-- Begin --

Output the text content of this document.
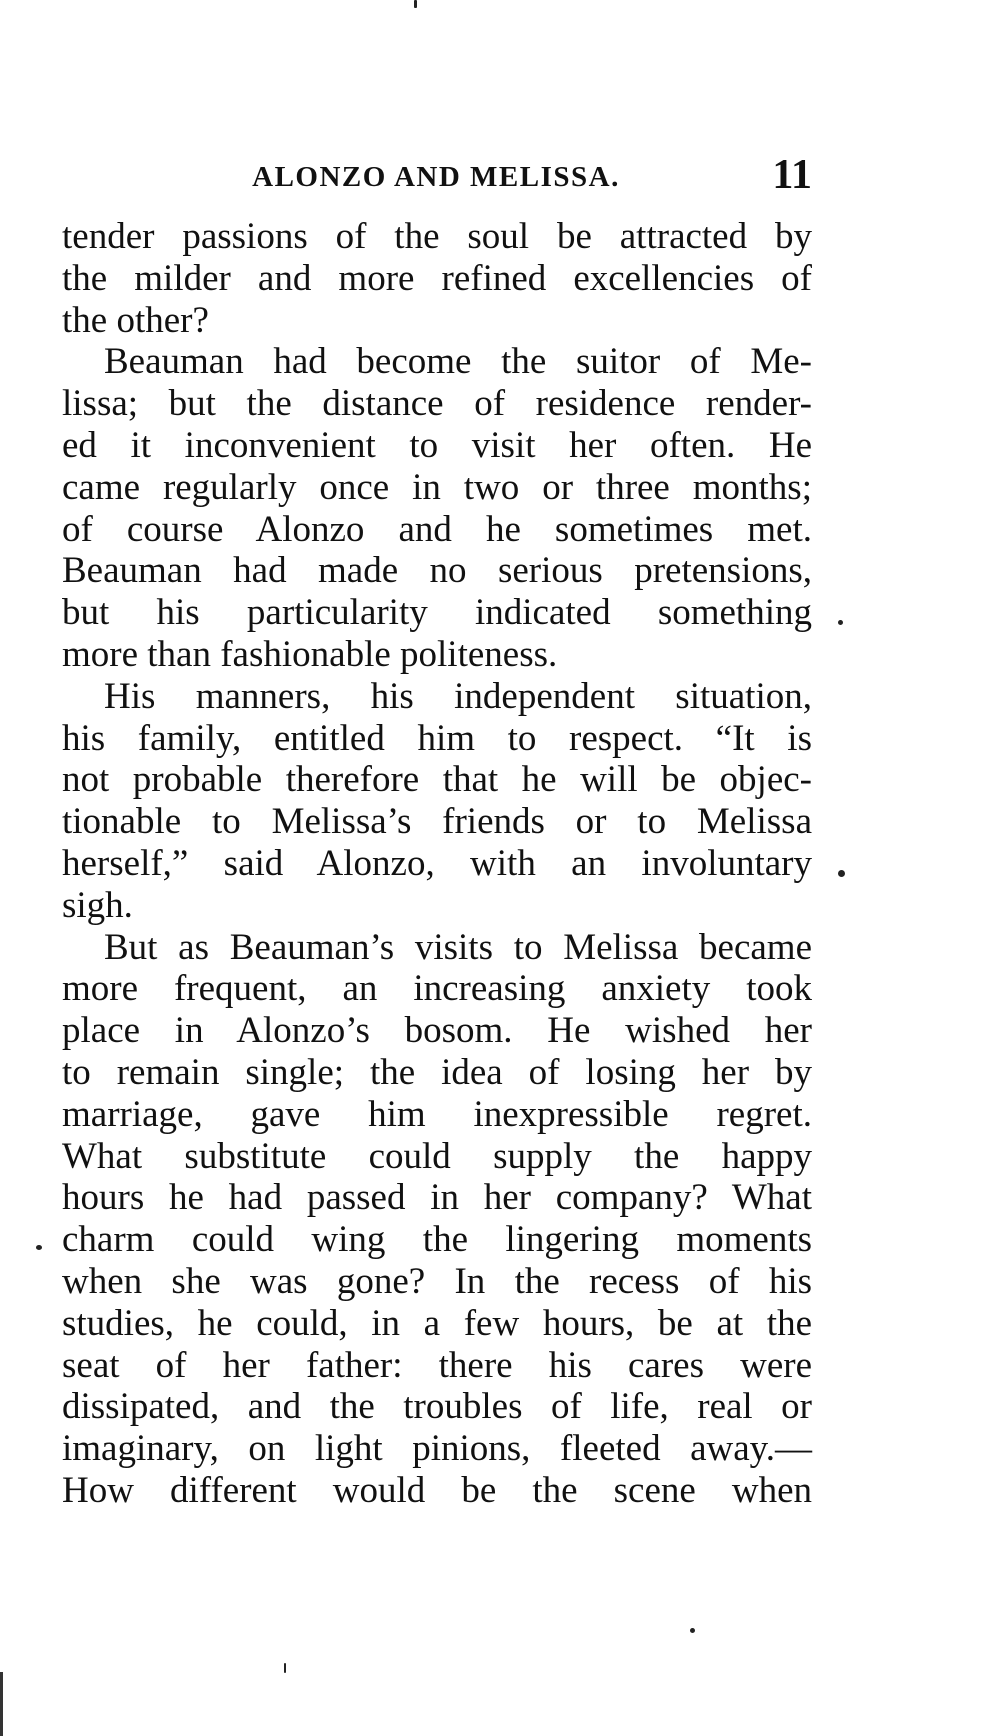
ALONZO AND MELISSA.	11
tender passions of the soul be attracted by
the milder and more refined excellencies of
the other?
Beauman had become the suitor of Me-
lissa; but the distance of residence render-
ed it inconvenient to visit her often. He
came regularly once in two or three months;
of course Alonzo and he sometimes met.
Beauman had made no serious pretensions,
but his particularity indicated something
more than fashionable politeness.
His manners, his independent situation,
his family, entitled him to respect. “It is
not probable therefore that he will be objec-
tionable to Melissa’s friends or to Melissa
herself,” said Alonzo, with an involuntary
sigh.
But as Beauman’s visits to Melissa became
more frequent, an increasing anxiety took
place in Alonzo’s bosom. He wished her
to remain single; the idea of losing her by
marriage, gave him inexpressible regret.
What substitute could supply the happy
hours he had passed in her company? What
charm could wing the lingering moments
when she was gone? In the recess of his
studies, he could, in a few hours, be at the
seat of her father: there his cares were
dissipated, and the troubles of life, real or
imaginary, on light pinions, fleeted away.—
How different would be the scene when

-- End --

What is required:
Search the records above for "could". Copy each line where it is found.

Reply to the exercise:
What substitute could supply the happy
charm could wing the lingering moments
studies, he could, in a few hours, be at the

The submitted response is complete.